====== SELECTED EXTRACT

It started in 1965 with a case called Griswold v Connecticut at the US Supreme Court which decided that a law prohibiting contraceptives violated the right to marital privacy. Thus, it created a right to privacy drawn from various sections of the Bill of Rights.

At the time, 30 US states had laws prohibiting abortion and pro-choice campaigners wanted to campaign for a federal right to access an abortion which would strike down such laws.

They found a willing participant with a perfect test case in Jane Roe (real name Norma McCorvey), a woman who was pregnant and didn't want to be, who was willing to argue that the laws restricting abortion in Texas, where she lived, represented a violation of her right to privacy.

McCorvey, who died this year, spent much of her life afterwards campaigning against abortion.

Meanwhile, in Ireland, at the same time, the Supreme Court heard the McGee case, which concerned a young married woman living with her husband and four young children on a very modest income. She faced considerable risk of death or crippling paralysis if she were to become pregnant again.

============
====== RECORD EXCERPTS

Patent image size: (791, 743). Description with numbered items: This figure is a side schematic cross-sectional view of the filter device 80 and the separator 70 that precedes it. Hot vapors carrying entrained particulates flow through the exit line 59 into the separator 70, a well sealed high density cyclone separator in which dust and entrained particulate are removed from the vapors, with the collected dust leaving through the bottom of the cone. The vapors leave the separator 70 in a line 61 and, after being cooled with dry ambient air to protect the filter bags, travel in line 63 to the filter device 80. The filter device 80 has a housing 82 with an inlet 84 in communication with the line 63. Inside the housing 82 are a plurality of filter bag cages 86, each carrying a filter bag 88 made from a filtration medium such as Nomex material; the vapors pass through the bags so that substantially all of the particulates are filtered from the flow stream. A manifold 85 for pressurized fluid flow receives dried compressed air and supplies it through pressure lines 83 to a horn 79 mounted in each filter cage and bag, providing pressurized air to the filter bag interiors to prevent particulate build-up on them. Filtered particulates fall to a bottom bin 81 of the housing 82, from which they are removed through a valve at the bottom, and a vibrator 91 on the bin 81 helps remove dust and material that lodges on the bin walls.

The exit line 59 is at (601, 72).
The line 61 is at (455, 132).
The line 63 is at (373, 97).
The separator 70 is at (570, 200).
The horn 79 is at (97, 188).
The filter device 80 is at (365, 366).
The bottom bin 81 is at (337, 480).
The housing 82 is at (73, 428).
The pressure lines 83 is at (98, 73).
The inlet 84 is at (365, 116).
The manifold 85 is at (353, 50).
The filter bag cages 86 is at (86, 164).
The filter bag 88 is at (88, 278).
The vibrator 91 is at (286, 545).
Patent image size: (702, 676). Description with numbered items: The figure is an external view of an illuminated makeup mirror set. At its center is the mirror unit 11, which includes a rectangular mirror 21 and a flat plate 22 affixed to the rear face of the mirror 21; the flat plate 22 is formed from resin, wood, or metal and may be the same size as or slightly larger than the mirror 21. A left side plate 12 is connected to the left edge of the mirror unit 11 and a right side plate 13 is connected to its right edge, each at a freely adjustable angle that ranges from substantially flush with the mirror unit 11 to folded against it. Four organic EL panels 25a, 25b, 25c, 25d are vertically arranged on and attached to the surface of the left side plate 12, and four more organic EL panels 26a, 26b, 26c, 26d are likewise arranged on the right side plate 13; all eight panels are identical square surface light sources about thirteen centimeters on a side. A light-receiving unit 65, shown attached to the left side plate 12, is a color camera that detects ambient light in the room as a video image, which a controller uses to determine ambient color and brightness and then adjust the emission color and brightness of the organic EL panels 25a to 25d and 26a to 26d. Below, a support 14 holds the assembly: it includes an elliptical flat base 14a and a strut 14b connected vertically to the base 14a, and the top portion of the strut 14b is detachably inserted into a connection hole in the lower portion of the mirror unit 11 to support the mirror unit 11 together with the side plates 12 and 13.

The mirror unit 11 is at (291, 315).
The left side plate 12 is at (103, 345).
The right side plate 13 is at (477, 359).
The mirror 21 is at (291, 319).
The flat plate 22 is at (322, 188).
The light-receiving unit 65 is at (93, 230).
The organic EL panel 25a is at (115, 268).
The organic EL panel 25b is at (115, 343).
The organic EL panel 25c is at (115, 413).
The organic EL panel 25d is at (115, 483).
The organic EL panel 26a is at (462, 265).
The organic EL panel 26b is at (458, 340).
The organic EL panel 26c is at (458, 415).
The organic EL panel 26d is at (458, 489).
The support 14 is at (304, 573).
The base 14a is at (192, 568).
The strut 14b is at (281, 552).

============

§ TASK TO CARRY OUT:
Please echo the text on the privacy cases in the US and Irish Supreme Courts in full, word for word. The data is separate material and is not connected to the text.

§ TASK OUTPUT:
It started in 1965 with a case called Griswold v Connecticut at the US Supreme Court which decided that a law prohibiting contraceptives violated the right to marital privacy. Thus, it created a right to privacy drawn from various sections of the Bill of Rights.

At the time, 30 US states had laws prohibiting abortion and pro-choice campaigners wanted to campaign for a federal right to access an abortion which would strike down such laws.

They found a willing participant with a perfect test case in Jane Roe (real name Norma McCorvey), a woman who was pregnant and didn't want to be, who was willing to argue that the laws restricting abortion in Texas, where she lived, represented a violation of her right to privacy.

McCorvey, who died this year, spent much of her life afterwards campaigning against abortion.

Meanwhile, in Ireland, at the same time, the Supreme Court heard the McGee case, which concerned a young married woman living with her husband and four young children on a very modest income. She faced considerable risk of death or crippling paralysis if she were to become pregnant again.